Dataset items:
━━━━━━

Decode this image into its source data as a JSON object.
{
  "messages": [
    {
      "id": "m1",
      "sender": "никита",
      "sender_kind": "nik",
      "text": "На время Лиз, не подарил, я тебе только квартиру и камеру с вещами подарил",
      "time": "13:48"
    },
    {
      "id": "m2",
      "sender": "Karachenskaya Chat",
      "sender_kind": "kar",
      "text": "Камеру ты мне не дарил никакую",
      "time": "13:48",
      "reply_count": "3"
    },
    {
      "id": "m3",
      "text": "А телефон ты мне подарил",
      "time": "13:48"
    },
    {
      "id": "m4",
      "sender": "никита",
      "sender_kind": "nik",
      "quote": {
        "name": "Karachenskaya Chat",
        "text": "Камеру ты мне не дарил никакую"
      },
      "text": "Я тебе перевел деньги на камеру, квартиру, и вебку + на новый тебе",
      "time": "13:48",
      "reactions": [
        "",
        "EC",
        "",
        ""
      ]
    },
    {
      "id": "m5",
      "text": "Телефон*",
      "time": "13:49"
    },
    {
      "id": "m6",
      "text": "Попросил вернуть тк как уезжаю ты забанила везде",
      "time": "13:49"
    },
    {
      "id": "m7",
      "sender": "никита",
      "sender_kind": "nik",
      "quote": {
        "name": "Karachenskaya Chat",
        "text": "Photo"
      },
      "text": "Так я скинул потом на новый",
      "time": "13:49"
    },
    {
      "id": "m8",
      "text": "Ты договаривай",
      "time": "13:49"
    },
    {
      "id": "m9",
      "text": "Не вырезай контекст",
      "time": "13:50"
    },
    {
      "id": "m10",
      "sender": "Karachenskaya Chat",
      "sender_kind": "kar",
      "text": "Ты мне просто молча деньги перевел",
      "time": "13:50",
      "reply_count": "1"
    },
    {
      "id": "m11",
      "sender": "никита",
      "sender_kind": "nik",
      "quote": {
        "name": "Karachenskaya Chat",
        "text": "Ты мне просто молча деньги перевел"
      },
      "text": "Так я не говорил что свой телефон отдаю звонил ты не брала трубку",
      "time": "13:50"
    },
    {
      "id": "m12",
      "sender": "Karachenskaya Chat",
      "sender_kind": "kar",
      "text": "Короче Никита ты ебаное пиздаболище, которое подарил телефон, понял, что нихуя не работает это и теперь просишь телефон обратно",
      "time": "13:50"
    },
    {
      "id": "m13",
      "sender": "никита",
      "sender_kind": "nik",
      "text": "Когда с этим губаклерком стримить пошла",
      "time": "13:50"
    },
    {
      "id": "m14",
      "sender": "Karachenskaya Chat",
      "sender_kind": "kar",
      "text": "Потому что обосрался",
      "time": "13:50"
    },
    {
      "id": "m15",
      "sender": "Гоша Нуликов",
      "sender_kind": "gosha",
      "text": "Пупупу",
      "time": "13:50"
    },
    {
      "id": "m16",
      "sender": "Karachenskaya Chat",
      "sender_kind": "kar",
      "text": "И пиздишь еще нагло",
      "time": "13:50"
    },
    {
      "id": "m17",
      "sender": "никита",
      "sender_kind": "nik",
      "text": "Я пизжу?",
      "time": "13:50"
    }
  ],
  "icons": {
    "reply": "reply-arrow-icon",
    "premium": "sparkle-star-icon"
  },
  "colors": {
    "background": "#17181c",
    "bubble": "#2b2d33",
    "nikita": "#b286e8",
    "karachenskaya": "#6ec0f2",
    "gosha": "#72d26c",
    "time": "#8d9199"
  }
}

━━━━━━

Aim of the exercise
Make a verbatim copy of every entry shown above.

Solution
Decode this image into its source data as a JSON object.
{
  "messages": [
    {
      "id": "m1",
      "sender": "никита",
      "sender_kind": "nik",
      "text": "На время Лиз, не подарил, я тебе только квартиру и камеру с вещами подарил",
      "time": "13:48"
    },
    {
      "id": "m2",
      "sender": "Karachenskaya Chat",
      "sender_kind": "kar",
      "text": "Камеру ты мне не дарил никакую",
      "time": "13:48",
      "reply_count": "3"
    },
    {
      "id": "m3",
      "text": "А телефон ты мне подарил",
      "time": "13:48"
    },
    {
      "id": "m4",
      "sender": "никита",
      "sender_kind": "nik",
      "quote": {
        "name": "Karachenskaya Chat",
        "text": "Камеру ты мне не дарил никакую"
      },
      "text": "Я тебе перевел деньги на камеру, квартиру, и вебку + на новый тебе",
      "time": "13:48",
      "reactions": [
        "",
        "EC",
        "",
        ""
      ]
    },
    {
      "id": "m5",
      "text": "Телефон*",
      "time": "13:49"
    },
    {
      "id": "m6",
      "text": "Попросил вернуть тк как уезжаю ты забанила везде",
      "time": "13:49"
    },
    {
      "id": "m7",
      "sender": "никита",
      "sender_kind": "nik",
      "quote": {
        "name": "Karachenskaya Chat",
        "text": "Photo"
      },
      "text": "Так я скинул потом на новый",
      "time": "13:49"
    },
    {
      "id": "m8",
      "text": "Ты договаривай",
      "time": "13:49"
    },
    {
      "id": "m9",
      "text": "Не вырезай контекст",
      "time": "13:50"
    },
    {
      "id": "m10",
      "sender": "Karachenskaya Chat",
      "sender_kind": "kar",
      "text": "Ты мне просто молча деньги перевел",
      "time": "13:50",
      "reply_count": "1"
    },
    {
      "id": "m11",
      "sender": "никита",
      "sender_kind": "nik",
      "quote": {
        "name": "Karachenskaya Chat",
        "text": "Ты мне просто молча деньги перевел"
      },
      "text": "Так я не говорил что свой телефон отдаю звонил ты не брала трубку",
      "time": "13:50"
    },
    {
      "id": "m12",
      "sender": "Karachenskaya Chat",
      "sender_kind": "kar",
      "text": "Короче Никита ты ебаное пиздаболище, которое подарил телефон, понял, что нихуя не работает это и теперь просишь телефон обратно",
      "time": "13:50"
    },
    {
      "id": "m13",
      "sender": "никита",
      "sender_kind": "nik",
      "text": "Когда с этим губаклерком стримить пошла",
      "time": "13:50"
    },
    {
      "id": "m14",
      "sender": "Karachenskaya Chat",
      "sender_kind": "kar",
      "text": "Потому что обосрался",
      "time": "13:50"
    },
    {
      "id": "m15",
      "sender": "Гоша Нуликов",
      "sender_kind": "gosha",
      "text": "Пупупу",
      "time": "13:50"
    },
    {
      "id": "m16",
      "sender": "Karachenskaya Chat",
      "sender_kind": "kar",
      "text": "И пиздишь еще нагло",
      "time": "13:50"
    },
    {
      "id": "m17",
      "sender": "никита",
      "sender_kind": "nik",
      "text": "Я пизжу?",
      "time": "13:50"
    }
  ],
  "icons": {
    "reply": "reply-arrow-icon",
    "premium": "sparkle-star-icon"
  },
  "colors": {
    "background": "#17181c",
    "bubble": "#2b2d33",
    "nikita": "#b286e8",
    "karachenskaya": "#6ec0f2",
    "gosha": "#72d26c",
    "time": "#8d9199"
  }
}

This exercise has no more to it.